Task prompt: Write out each entry, exactly the way it appears.
......
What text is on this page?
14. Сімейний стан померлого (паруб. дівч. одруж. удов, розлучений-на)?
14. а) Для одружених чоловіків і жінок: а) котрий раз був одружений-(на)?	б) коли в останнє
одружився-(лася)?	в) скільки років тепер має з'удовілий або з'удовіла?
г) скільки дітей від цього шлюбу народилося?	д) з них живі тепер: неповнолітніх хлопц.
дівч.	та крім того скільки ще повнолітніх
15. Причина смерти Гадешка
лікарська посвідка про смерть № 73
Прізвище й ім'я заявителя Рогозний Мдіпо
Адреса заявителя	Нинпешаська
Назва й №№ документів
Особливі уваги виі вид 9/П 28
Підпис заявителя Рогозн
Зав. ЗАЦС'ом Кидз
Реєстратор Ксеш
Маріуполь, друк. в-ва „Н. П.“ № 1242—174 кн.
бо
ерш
......
Task answer:
What text is on this page?
14. Сімейний стан померлого (паруб. дівч. одруж. удов, розлучений-на)?
14. а) Для одружених чоловіків і жінок: а) котрий раз був одружений-(на)?	б) коли в останнє
одружився-(лася)?	в) скільки років тепер має з'удовілий або з'удовіла?
г) скільки дітей від цього шлюбу народилося?	д) з них живі тепер: неповнолітніх хлопц.
дівч.	та крім того скільки ще повнолітніх
15. Причина смерти Гадешка
лікарська посвідка про смерть № 73
Прізвище й ім'я заявителя Рогозний Мдіпо
Адреса заявителя	Нинпешаська
Назва й №№ документів
Особливі уваги виі вид 9/П 28
Підпис заявителя Рогозн
Зав. ЗАЦС'ом Кидз
Реєстратор Ксеш
Маріуполь, друк. в-ва „Н. П.“ № 1242—174 кн.
бо
ерш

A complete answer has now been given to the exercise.